● Goal of the exercise
Your task is to repeat the entries word for word while leaving out the pictures.

____________________

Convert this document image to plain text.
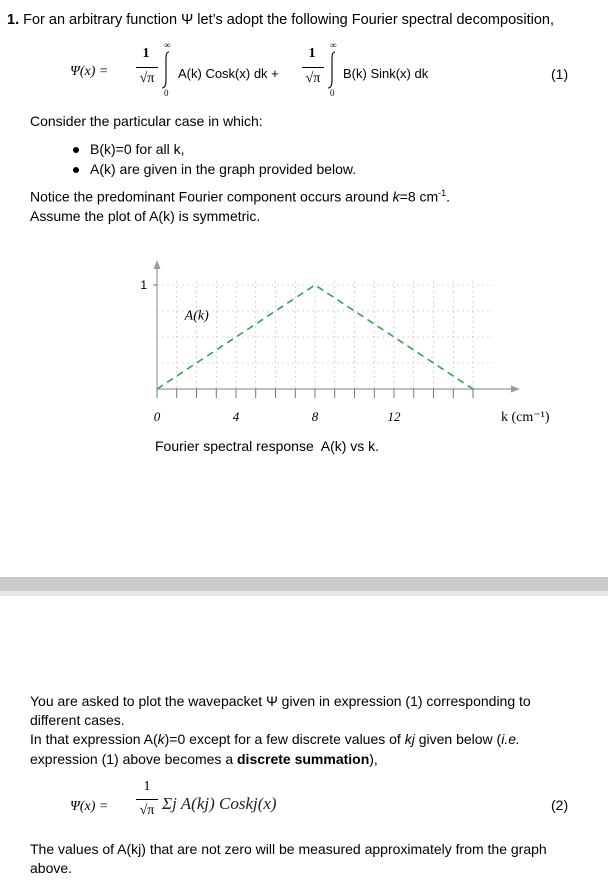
1. For an arbitrary function Ψ let’s adopt the following Fourier spectral decomposition,
Ψ(x) =
1
√π
∞
0
A(k) Cosk(x) dk +
1
√π
∞
0
B(k) Sink(x) dk	(1)
Consider the particular case in which:
B(k)=0 for all k,
A(k) are given in the graph provided below.
Notice the predominant Fourier component occurs around k=8 $cm^{-1}$.
Assume the plot of A(k) is symmetric.
1
0	4	8	12	k (cm⁻¹)
A(k)
Fourier spectral response  A(k) vs k.
You are asked to plot the wavepacket Ψ given in expression (1) corresponding to different cases.
In that expression A(k)=0 except for a few discrete values of kj given below (i.e.
expression (1) above becomes a discrete summation),
Ψ(x) =
1
√π Σj A(kj) Coskj(x)	(2)
The values of A(kj) that are not zero will be measured approximately from the graph above.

____________________

● Solution below
Convert this document image to plain text.
1. For an arbitrary function Ψ let’s adopt the following Fourier spectral decomposition,
Ψ(x) =
1
√π
∞
0
A(k) Cosk(x) dk +
1
√π
∞
0
B(k) Sink(x) dk	(1)
Consider the particular case in which:
B(k)=0 for all k,
A(k) are given in the graph provided below.
Notice the predominant Fourier component occurs around k=8 $cm^{-1}$.
Assume the plot of A(k) is symmetric.
1
0	4	8	12	k (cm⁻¹)
A(k)
Fourier spectral response  A(k) vs k.
You are asked to plot the wavepacket Ψ given in expression (1) corresponding to different cases.
In that expression A(k)=0 except for a few discrete values of kj given below (i.e.
expression (1) above becomes a discrete summation),
Ψ(x) =
1
√π Σj A(kj) Coskj(x)	(2)
The values of A(kj) that are not zero will be measured approximately from the graph above.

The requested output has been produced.